### [Compiti richiesti]
- A) Nel testo sulla sentenza del Consiglio di Stato, in quale mese e anno il Comune di Ogliastro Cilento aveva respinto l'istanza dei cittadini?
- B) Riprendi il testo sulla controversia per l'impianto di biometano di Ogliastro Cilento e proseguilo da dove si interrompe.

### [Testo riportato]
----------
Il Consiglio di Stato, Sezione Quarta, si è pronunciato in modo definitivo sulla controversia legata alla realizzazione di un impianto di produzione di biometano nel Comune di Ogliastro Cilento. I giudici di Palazzo Spada hanno respinto il ricorso presentato dal Comitato Cittadino “Le Cinque Terre” e da alcuni privati e imprese locali, confermando la validità del titolo autorizzativo concesso alla società Bf s.r.l.. La sentenza riscrive parzialmente le motivazioni espresse in primo grado dal T.a.r. Campania, offrendo un’importante interpretazione sull’evoluzione delle proroghe legali nel settore edilizio.
La genesi della controversia e la decisione del T.a.r.
La vicenda ha origine dal provvedimento con cui il Comune di Ogliastro Cilento nell’agosto del 2025 aveva respinto l’istanza dei cittadini. Il comitato chiedeva di dichiarare la decadenza dell’autorizzazione rilasciata alla Bf s.r.l. il 3 settembre 2021, sostenendo che i lavori non fossero iniziati entro i termini di legge previsti dall’articolo 15, comma 2, del d.P.R. n. 380 del 2001. Il T.a.r. Salerno aveva inizialmente respinto il ricorso ritenendo applicabile un termine triennale introdotto da una norma successiva, ipotizzando una “etero-integrazione” del titolo abilitativo.
----------
### [Dati in ingresso]
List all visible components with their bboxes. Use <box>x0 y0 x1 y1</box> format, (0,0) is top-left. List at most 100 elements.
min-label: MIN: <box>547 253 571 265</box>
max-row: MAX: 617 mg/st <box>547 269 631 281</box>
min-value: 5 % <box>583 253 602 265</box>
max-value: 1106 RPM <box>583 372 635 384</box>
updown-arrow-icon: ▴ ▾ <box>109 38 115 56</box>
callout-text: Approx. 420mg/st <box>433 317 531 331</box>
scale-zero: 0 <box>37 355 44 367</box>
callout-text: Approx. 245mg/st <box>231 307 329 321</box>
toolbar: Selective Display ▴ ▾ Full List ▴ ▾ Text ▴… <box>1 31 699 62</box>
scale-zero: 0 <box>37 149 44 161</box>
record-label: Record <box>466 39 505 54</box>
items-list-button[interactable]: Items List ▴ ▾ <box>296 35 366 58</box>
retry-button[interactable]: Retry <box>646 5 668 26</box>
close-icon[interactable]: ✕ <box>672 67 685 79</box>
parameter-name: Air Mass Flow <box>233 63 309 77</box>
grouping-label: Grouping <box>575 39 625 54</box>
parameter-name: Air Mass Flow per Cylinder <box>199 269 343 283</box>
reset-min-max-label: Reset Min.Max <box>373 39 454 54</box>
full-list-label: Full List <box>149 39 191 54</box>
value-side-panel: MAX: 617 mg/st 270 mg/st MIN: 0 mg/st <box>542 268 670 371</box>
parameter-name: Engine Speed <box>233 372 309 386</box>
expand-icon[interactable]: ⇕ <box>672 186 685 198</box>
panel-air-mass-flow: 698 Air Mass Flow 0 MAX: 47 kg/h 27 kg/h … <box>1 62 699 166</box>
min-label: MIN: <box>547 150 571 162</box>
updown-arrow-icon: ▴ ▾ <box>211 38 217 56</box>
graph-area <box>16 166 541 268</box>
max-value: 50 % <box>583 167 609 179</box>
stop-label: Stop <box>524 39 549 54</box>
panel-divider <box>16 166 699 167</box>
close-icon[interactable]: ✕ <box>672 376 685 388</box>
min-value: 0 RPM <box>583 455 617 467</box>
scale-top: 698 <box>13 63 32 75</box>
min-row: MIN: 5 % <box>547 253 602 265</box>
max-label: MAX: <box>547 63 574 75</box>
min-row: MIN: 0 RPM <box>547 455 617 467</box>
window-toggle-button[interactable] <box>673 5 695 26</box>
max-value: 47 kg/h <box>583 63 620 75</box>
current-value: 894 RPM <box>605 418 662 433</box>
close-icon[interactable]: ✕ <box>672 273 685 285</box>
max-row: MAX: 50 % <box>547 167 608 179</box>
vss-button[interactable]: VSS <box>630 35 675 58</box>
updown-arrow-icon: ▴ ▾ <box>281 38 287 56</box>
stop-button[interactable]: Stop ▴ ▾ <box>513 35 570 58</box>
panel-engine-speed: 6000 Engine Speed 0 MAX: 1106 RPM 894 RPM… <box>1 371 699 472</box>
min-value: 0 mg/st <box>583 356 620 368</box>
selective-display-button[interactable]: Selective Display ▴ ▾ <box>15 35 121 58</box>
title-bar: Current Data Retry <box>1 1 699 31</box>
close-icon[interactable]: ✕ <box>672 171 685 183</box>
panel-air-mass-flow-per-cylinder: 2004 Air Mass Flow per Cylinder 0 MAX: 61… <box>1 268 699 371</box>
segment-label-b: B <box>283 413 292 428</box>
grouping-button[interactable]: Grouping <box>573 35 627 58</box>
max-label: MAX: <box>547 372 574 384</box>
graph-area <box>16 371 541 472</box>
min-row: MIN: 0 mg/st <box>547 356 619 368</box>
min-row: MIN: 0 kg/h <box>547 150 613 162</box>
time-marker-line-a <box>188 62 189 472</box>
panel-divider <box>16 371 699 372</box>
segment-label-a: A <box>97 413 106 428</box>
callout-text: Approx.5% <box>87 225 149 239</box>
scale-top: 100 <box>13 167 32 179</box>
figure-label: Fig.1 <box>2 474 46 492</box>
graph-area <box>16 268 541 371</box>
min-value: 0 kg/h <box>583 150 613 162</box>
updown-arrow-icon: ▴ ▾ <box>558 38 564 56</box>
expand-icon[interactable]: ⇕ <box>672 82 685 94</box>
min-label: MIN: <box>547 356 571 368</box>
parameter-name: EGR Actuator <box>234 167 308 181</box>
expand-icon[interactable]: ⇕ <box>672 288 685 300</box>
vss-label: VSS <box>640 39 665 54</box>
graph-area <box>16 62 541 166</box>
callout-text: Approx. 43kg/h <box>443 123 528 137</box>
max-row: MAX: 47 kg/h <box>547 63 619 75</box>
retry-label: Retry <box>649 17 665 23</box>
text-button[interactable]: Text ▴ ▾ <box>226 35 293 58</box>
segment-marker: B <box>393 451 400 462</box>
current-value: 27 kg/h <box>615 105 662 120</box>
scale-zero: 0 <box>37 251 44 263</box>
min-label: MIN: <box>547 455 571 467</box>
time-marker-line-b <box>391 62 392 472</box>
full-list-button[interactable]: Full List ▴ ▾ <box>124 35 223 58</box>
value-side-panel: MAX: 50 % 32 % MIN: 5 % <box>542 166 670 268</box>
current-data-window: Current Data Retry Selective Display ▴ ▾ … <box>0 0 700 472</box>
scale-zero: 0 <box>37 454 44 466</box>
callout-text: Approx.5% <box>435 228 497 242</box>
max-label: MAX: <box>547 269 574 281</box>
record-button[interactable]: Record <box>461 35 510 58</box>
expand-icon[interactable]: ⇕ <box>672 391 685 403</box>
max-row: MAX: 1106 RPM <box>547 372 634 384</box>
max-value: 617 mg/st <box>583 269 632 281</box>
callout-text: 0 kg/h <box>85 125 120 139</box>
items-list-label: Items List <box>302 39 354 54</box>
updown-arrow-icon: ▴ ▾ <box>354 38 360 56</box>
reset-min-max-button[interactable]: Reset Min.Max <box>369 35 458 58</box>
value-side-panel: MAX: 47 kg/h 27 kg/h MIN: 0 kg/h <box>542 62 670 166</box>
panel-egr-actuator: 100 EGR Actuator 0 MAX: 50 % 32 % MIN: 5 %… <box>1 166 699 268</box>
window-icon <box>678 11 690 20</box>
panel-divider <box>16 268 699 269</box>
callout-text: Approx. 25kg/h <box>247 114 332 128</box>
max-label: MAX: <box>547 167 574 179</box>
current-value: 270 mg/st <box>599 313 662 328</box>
----------
### [Risposte scritte]
- A) Nell'agosto del 2025.

- B)
Il principio giuridico applicato dal Consiglio di Stato
I giudici di secondo grado, pur confermando il rigetto del ricorso, hanno corretto l’impostazione del primo tribunale. Il Consiglio di Stato ha chiarito che non è possibile applicare retroattivamente il termine triennale in base al principio tempus regit actum, precisando che “rimane fermo il termine annuale, non potendo operare una applicazione retroattiva del nuovo termine o una ‘etero-integrazione’ come invece ritenuto dal T.a.r.”.
Tuttavia, la legittimità del titolo viene salvata dalla successiva legislazione d’emergenza legata alla crisi ucraina e alle difficoltà di approvvigionamento dei materiali edili. L’originaria proroga di un anno prevista dal decreto legge n. 21 del 2022 è stata infatti progressivamente estesa dai successivi decreti governativi a 30, 36 e infine 48 mesi.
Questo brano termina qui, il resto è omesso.